### Textabschnitt ###
Ägypten: Todesstrafe wegen Mordes gegen Baulöwe verhängt

Ägypten QuizIn Kairo ist der ägyptische Baulöwe Hischam Talaat Mustafa für den Mord an der libanesischen Popsängerin Suzanne Taznim zum Tod verurteilt worden. Dies berichtet die saudisch Zeitung „ArabNews“. Ein Kairoer Gericht sah als erwiesen an, dass Mustafa einen ehemaligen Polizisten beauftragt hat, die Sängerin zu töten. Der Ex-Polizist wurde ebenfalls zum Tode verurteilt.

Der Täter sagte aus, Mustafa habe ihm 2 Millionen US-Dollar für den Auftragsmord gezahlt, nachdem die Sängerin den Baulöwen abgewiesen hatte.
Laut dem Blatt verkündete der Richter das Urteil schreiend, da der Gerichtssaal voller Zuschauer war. Der Fall hatte aufgrund der Bekanntheit von Täter und Opfer im Land große öffentliche Aufmerksamkeit erhalten. Die letzte Entscheidung, ob die Todesstrafe tatsächlich vollstreckt wird, hat der Großmufti Ägyptens, dessen Urteil für den 25 Juni erwartet wird. Laut „Arab News“ ist es sehr unwahrscheinlich, dass dieser die beiden Verurteilten begnadigen wird. Falls der Geistliche die Verurteilten nicht begnadigt, werden beide erhängt.

Die Urteilsverkündung war der erste öffentliche Prozesstag, die vorangegangenen 30 Verhandlungstage hatten unter Ausschluss der Öffentlichkeit stattgefunden, weil heftige Reaktionen erwartet wurden, so das Blatt.

Die Sängerin war am 28 Juli vergangenen Jahres in Dubai in den Vereinigten Arabischen Emiraten ermordet worden. Der Täter gab an, sich als Service-Mitarbeiter des Wohnkomplexes ausgegeben und so Zutritt zur Wohnung von Taznim verschafft zu haben. Die Täterschaft des Expolizisten gilt als erwiesen, es gibt Videoaufnahmen, wie er den Tatort verlässt, zudem wurde seine DNA am Tatort gefunden. Auch die 2 Millionne US-Dollar, die er für den Mord erhalten haben soll, wurden in seiner Wohnung sichergestellt

Mustafa ist Bauunternehmer, Milliardär und zudem politisch aktiv. Er ist Mitglied der Schura-Rates, dem Oberhaus des ägyptischen Parlaments. Er wurde im September vergangenen Jahres verhaftet, seine Immunität wurde aufgehoben. Die Aufzeichnung eines Telefongesprächs zwischen Auftraggeber und Täter war das wichtigste Beweisstück für die Verurteilung Mustafas. Im Vorfeld des Prozesses hatte es laut „Arab News“ zahlreiche Spekulationen gegeben, dass der Baulöwe aufgrund seines Einflusses nur eine milde Strafe erhalten würde.
### Bereitgestellte Angaben ###
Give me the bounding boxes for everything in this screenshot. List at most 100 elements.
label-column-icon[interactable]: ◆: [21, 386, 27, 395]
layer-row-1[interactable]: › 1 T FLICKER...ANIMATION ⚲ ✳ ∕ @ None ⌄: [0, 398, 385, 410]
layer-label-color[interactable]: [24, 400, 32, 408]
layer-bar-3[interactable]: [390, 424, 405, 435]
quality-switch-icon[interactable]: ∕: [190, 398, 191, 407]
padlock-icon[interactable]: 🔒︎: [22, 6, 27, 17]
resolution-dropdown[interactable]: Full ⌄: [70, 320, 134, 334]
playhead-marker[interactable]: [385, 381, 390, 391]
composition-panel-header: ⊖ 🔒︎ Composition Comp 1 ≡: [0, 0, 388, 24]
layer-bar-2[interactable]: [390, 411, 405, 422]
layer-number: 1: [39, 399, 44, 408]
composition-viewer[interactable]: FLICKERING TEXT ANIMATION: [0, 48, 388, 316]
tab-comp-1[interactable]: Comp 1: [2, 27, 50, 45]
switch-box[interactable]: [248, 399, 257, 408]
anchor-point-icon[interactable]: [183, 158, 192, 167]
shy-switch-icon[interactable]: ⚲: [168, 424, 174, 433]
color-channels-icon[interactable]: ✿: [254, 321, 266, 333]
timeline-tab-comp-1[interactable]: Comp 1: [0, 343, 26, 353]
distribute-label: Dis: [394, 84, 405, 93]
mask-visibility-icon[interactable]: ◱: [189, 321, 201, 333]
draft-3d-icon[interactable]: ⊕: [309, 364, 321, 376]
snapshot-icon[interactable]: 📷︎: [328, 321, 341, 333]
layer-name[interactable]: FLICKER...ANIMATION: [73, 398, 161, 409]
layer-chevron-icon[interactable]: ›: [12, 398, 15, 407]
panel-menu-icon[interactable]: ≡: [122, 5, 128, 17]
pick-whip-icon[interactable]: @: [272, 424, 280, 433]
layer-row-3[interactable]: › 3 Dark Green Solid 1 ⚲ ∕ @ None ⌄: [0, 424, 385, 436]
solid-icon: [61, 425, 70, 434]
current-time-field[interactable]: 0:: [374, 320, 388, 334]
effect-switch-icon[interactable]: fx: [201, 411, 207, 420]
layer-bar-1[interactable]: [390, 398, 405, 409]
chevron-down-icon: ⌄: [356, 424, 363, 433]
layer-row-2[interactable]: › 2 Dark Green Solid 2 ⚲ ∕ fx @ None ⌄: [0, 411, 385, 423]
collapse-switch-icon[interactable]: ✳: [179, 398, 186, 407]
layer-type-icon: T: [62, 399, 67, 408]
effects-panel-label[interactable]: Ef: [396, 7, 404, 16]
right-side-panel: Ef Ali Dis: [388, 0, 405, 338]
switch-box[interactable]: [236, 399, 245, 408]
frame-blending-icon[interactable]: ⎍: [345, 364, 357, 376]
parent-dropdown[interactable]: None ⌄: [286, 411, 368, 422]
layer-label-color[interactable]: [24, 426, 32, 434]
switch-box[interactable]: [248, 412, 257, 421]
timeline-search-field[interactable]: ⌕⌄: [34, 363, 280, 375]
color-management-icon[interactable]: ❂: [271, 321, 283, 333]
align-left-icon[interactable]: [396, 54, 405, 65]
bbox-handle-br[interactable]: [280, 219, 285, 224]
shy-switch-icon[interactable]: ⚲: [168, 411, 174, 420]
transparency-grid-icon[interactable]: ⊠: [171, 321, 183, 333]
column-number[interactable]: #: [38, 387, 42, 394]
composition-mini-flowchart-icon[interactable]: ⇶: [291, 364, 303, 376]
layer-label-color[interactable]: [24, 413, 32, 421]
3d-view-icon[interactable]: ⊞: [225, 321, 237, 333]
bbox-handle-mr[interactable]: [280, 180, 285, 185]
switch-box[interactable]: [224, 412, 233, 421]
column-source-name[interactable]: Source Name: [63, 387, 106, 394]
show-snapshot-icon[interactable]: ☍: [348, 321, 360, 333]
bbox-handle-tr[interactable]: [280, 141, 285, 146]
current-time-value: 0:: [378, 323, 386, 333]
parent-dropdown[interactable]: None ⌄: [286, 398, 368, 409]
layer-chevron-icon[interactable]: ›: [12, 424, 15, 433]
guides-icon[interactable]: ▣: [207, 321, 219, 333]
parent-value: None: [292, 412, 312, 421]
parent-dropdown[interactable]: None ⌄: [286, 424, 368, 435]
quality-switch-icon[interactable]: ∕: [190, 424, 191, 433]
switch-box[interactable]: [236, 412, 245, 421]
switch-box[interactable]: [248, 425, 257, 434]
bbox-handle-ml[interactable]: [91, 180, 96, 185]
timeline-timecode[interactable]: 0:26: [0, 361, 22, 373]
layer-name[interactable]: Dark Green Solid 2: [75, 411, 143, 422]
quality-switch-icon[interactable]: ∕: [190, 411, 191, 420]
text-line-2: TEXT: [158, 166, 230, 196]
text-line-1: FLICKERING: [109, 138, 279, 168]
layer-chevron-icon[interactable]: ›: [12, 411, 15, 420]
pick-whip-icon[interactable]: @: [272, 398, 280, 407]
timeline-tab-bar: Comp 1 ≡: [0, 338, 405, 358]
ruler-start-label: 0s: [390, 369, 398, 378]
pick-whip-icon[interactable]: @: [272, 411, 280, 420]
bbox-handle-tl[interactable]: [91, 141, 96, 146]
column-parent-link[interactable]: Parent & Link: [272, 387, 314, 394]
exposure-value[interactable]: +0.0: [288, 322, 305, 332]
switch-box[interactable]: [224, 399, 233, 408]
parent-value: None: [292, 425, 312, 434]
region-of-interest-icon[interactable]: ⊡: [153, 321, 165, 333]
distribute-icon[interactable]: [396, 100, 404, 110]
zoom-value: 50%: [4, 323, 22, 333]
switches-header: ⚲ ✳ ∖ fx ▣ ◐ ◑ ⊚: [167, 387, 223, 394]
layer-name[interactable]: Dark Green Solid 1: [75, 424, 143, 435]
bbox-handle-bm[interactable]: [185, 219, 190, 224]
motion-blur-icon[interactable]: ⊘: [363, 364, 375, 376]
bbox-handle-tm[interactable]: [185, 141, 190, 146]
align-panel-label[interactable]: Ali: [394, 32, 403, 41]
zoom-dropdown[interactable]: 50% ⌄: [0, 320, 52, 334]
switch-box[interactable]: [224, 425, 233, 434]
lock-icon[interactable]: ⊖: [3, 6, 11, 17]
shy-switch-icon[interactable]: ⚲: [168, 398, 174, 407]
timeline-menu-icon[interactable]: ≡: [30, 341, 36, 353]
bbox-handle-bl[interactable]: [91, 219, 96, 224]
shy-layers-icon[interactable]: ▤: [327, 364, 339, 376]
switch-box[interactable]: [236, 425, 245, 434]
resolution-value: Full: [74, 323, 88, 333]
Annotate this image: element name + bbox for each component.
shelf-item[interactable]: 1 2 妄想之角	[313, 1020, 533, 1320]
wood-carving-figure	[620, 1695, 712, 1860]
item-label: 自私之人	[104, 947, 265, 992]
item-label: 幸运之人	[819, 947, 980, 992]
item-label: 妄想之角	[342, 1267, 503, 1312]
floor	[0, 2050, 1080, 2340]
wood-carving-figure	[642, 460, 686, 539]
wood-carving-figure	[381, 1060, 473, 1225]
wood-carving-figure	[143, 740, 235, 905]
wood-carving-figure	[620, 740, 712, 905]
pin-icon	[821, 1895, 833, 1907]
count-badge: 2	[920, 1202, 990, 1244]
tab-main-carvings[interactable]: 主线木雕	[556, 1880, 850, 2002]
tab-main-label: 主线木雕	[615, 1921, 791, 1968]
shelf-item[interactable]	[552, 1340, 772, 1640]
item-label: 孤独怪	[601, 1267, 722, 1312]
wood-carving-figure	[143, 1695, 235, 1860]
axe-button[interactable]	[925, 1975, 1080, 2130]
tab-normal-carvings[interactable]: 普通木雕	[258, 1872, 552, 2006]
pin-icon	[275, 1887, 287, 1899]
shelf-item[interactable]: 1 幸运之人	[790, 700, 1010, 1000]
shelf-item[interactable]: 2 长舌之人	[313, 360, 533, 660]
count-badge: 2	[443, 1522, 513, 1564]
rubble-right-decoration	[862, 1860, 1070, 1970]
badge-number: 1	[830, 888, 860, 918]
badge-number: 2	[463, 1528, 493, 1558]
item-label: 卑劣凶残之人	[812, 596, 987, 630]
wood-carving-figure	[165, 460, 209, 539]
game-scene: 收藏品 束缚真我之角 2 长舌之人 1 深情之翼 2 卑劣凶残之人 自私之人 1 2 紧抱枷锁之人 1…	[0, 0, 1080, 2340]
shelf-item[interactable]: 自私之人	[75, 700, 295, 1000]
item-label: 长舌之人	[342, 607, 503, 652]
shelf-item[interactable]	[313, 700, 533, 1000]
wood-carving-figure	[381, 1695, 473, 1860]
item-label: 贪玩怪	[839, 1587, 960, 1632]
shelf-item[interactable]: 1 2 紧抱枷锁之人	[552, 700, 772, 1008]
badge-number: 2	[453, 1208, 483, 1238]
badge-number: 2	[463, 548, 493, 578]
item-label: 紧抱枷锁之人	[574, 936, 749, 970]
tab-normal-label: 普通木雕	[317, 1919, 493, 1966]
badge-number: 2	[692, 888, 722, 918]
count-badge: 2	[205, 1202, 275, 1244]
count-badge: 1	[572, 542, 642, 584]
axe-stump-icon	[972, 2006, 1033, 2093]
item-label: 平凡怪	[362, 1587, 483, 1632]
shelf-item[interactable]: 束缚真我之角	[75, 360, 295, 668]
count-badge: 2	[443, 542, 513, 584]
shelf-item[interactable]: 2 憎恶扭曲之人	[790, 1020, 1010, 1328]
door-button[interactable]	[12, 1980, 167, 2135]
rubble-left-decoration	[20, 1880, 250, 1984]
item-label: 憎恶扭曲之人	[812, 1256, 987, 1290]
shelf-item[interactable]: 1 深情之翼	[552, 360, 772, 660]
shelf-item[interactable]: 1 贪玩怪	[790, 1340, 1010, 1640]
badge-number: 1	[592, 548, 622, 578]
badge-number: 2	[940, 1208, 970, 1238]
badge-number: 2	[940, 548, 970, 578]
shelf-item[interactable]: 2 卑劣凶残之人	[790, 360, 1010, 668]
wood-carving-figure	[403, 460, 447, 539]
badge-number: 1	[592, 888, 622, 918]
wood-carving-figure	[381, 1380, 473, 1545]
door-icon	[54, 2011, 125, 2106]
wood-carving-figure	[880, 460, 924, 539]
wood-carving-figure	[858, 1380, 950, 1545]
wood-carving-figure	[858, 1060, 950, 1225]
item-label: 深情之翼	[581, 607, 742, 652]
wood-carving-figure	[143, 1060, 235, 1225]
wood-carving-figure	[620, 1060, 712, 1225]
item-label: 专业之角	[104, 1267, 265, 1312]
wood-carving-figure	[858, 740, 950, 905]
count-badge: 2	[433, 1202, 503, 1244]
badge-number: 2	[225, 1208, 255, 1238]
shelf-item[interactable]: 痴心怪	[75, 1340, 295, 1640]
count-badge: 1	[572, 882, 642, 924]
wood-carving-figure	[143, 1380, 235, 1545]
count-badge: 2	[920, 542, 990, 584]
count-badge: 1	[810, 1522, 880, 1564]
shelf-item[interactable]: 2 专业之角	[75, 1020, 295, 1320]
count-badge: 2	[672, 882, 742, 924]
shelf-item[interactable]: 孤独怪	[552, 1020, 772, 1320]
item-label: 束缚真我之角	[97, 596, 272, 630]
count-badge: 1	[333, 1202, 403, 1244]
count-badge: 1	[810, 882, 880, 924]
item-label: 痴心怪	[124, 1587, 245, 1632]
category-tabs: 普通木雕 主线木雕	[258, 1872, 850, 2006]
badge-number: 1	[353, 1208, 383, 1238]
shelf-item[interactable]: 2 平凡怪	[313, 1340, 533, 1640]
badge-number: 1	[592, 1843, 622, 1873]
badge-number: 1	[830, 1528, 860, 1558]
###
> [Arbeitsauftrag 1]
Bearbeite den Textabschnitt: Gib ihn von „Laut dem Blatt“ bis einschließlich „so das Blatt.“ noch einmal wieder und setze dabei „Saal“ an die Stelle von „Gerichtssaal“.
> [Arbeitsauftrag 2]
Erkläre in ein bis drei Sätzen, warum die vorangegangenen 30 Verhandlungstage laut dem Textabschnitt ohne Öffentlichkeit stattfanden.
> [Arbeitsauftrag 3]
Was war nach dem Textabschnitt das wichtigste Beweisstück für die Verurteilung Mustafas?

> [Lösung 1]
Laut dem Blatt verkündete der Richter das Urteil schreiend, da der Saal voller Zuschauer war. Der Fall hatte aufgrund der Bekanntheit von Täter und Opfer im Land große öffentliche Aufmerksamkeit erhalten. Die letzte Entscheidung, ob die Todesstrafe tatsächlich vollstreckt wird, hat der Großmufti Ägyptens, dessen Urteil für den 25 Juni erwartet wird. Laut „Arab News“ ist es sehr unwahrscheinlich, dass dieser die beiden Verurteilten begnadigen wird. Falls der Geistliche die Verurteilten nicht begnadigt, werden beide erhängt.

Die Urteilsverkündung war der erste öffentliche Prozesstag, die vorangegangenen 30 Verhandlungstage hatten unter Ausschluss der Öffentlichkeit stattgefunden, weil heftige Reaktionen erwartet wurden, so das Blatt.

> [Lösung 2]
Die 30 Verhandlungstage vor der Urteilsverkündung fanden unter Ausschluss der Öffentlichkeit statt, weil heftige Reaktionen erwartet wurden.

> [Lösung 3]
Die Aufzeichnung eines Telefongesprächs zwischen Auftraggeber und Täter.